* _Exercise description_:
What follows is a listing; restate every line of it word for word.

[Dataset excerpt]
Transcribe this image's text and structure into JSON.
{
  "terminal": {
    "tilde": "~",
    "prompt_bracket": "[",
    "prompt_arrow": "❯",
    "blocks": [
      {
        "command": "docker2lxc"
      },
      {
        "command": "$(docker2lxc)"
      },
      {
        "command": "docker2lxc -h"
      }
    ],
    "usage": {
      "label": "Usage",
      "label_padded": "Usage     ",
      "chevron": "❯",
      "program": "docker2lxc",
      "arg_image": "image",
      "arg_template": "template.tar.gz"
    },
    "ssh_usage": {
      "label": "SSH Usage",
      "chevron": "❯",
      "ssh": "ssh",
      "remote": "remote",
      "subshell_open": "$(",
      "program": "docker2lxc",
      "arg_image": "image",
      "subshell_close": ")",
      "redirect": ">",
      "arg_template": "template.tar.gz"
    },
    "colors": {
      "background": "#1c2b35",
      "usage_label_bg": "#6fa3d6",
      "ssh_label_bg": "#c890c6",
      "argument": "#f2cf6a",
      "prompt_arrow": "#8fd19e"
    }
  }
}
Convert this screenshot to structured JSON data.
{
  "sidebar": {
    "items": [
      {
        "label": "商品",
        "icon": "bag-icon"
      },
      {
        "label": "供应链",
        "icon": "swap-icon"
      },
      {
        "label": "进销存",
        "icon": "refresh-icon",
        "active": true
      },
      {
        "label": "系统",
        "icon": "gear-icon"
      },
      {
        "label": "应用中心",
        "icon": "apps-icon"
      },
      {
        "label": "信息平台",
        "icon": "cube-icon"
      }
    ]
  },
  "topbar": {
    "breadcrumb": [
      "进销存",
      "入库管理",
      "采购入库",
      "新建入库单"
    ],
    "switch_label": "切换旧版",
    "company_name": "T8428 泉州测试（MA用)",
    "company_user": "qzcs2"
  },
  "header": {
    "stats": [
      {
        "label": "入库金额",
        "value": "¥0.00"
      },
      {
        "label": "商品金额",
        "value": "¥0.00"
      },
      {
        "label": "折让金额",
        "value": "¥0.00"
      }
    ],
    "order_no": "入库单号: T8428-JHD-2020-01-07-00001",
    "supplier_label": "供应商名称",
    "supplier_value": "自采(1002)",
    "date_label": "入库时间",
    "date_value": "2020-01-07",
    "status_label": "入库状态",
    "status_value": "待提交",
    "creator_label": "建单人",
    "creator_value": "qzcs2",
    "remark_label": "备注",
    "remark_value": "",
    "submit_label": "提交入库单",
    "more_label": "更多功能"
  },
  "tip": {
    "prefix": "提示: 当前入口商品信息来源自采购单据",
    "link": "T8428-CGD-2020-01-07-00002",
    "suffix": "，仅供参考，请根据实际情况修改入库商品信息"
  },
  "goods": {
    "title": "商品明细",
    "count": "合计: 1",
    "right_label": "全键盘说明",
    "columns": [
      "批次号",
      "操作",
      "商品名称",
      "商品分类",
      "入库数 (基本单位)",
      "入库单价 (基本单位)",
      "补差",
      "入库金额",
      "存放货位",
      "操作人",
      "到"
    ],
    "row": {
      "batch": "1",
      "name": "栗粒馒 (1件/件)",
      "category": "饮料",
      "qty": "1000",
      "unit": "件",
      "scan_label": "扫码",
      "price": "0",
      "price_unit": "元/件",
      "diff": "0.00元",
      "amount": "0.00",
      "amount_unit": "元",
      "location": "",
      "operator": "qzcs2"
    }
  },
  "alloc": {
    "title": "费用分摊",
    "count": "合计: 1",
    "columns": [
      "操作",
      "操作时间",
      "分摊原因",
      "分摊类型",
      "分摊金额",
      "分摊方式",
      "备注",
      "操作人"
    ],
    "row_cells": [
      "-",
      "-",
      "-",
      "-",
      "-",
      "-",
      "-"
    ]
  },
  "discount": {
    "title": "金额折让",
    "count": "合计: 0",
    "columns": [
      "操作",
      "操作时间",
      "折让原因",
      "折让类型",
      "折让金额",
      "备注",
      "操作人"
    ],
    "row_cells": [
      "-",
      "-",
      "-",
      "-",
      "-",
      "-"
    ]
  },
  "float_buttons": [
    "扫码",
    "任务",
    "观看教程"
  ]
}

* _Task result_:
Transcribe this image's text and structure into JSON.
{
  "terminal": {
    "tilde": "~",
    "prompt_bracket": "[",
    "prompt_arrow": "❯",
    "blocks": [
      {
        "command": "docker2lxc"
      },
      {
        "command": "$(docker2lxc)"
      },
      {
        "command": "docker2lxc -h"
      }
    ],
    "usage": {
      "label": "Usage",
      "label_padded": "Usage     ",
      "chevron": "❯",
      "program": "docker2lxc",
      "arg_image": "image",
      "arg_template": "template.tar.gz"
    },
    "ssh_usage": {
      "label": "SSH Usage",
      "chevron": "❯",
      "ssh": "ssh",
      "remote": "remote",
      "subshell_open": "$(",
      "program": "docker2lxc",
      "arg_image": "image",
      "subshell_close": ")",
      "redirect": ">",
      "arg_template": "template.tar.gz"
    },
    "colors": {
      "background": "#1c2b35",
      "usage_label_bg": "#6fa3d6",
      "ssh_label_bg": "#c890c6",
      "argument": "#f2cf6a",
      "prompt_arrow": "#8fd19e"
    }
  }
}
Convert this screenshot to structured JSON data.
{
  "sidebar": {
    "items": [
      {
        "label": "商品",
        "icon": "bag-icon"
      },
      {
        "label": "供应链",
        "icon": "swap-icon"
      },
      {
        "label": "进销存",
        "icon": "refresh-icon",
        "active": true
      },
      {
        "label": "系统",
        "icon": "gear-icon"
      },
      {
        "label": "应用中心",
        "icon": "apps-icon"
      },
      {
        "label": "信息平台",
        "icon": "cube-icon"
      }
    ]
  },
  "topbar": {
    "breadcrumb": [
      "进销存",
      "入库管理",
      "采购入库",
      "新建入库单"
    ],
    "switch_label": "切换旧版",
    "company_name": "T8428 泉州测试（MA用)",
    "company_user": "qzcs2"
  },
  "header": {
    "stats": [
      {
        "label": "入库金额",
        "value": "¥0.00"
      },
      {
        "label": "商品金额",
        "value": "¥0.00"
      },
      {
        "label": "折让金额",
        "value": "¥0.00"
      }
    ],
    "order_no": "入库单号: T8428-JHD-2020-01-07-00001",
    "supplier_label": "供应商名称",
    "supplier_value": "自采(1002)",
    "date_label": "入库时间",
    "date_value": "2020-01-07",
    "status_label": "入库状态",
    "status_value": "待提交",
    "creator_label": "建单人",
    "creator_value": "qzcs2",
    "remark_label": "备注",
    "remark_value": "",
    "submit_label": "提交入库单",
    "more_label": "更多功能"
  },
  "tip": {
    "prefix": "提示: 当前入口商品信息来源自采购单据",
    "link": "T8428-CGD-2020-01-07-00002",
    "suffix": "，仅供参考，请根据实际情况修改入库商品信息"
  },
  "goods": {
    "title": "商品明细",
    "count": "合计: 1",
    "right_label": "全键盘说明",
    "columns": [
      "批次号",
      "操作",
      "商品名称",
      "商品分类",
      "入库数 (基本单位)",
      "入库单价 (基本单位)",
      "补差",
      "入库金额",
      "存放货位",
      "操作人",
      "到"
    ],
    "row": {
      "batch": "1",
      "name": "栗粒馒 (1件/件)",
      "category": "饮料",
      "qty": "1000",
      "unit": "件",
      "scan_label": "扫码",
      "price": "0",
      "price_unit": "元/件",
      "diff": "0.00元",
      "amount": "0.00",
      "amount_unit": "元",
      "location": "",
      "operator": "qzcs2"
    }
  },
  "alloc": {
    "title": "费用分摊",
    "count": "合计: 1",
    "columns": [
      "操作",
      "操作时间",
      "分摊原因",
      "分摊类型",
      "分摊金额",
      "分摊方式",
      "备注",
      "操作人"
    ],
    "row_cells": [
      "-",
      "-",
      "-",
      "-",
      "-",
      "-",
      "-"
    ]
  },
  "discount": {
    "title": "金额折让",
    "count": "合计: 0",
    "columns": [
      "操作",
      "操作时间",
      "折让原因",
      "折让类型",
      "折让金额",
      "备注",
      "操作人"
    ],
    "row_cells": [
      "-",
      "-",
      "-",
      "-",
      "-",
      "-"
    ]
  },
  "float_buttons": [
    "扫码",
    "任务",
    "观看教程"
  ]
}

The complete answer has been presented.